→ **WORK REQUIRED**
Gather every line that includes the word "gama", please.

==== RECORDS SHOWN ====

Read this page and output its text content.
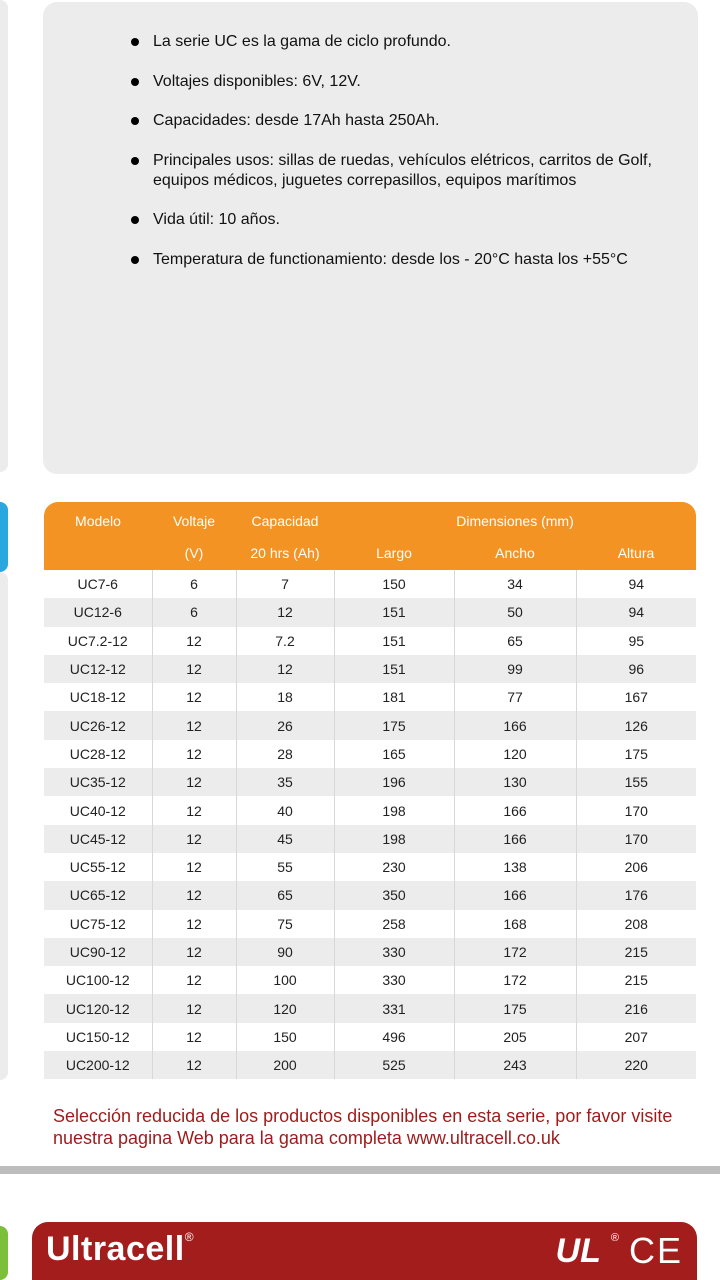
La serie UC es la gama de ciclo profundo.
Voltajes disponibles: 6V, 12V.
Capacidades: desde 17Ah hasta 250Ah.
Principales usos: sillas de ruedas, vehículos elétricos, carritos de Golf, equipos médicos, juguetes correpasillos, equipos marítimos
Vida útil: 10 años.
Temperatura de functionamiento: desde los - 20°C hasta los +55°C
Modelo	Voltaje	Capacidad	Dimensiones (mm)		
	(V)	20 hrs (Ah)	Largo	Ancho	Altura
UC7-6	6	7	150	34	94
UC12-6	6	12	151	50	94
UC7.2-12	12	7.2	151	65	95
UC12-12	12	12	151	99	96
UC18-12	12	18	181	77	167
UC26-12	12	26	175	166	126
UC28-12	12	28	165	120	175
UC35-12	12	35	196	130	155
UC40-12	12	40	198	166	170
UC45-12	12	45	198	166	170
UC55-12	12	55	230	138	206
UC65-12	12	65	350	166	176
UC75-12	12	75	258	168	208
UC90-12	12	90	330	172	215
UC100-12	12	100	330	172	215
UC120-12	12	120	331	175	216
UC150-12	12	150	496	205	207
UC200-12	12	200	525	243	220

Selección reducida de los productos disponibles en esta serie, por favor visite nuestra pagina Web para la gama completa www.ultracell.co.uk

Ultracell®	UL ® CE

====

→ **OUTPUT OF THE TASK**
La serie UC es la gama de ciclo profundo.
Selección reducida de los productos disponibles en esta serie, por favor visite nuestra pagina Web para la gama completa www.ultracell.co.uk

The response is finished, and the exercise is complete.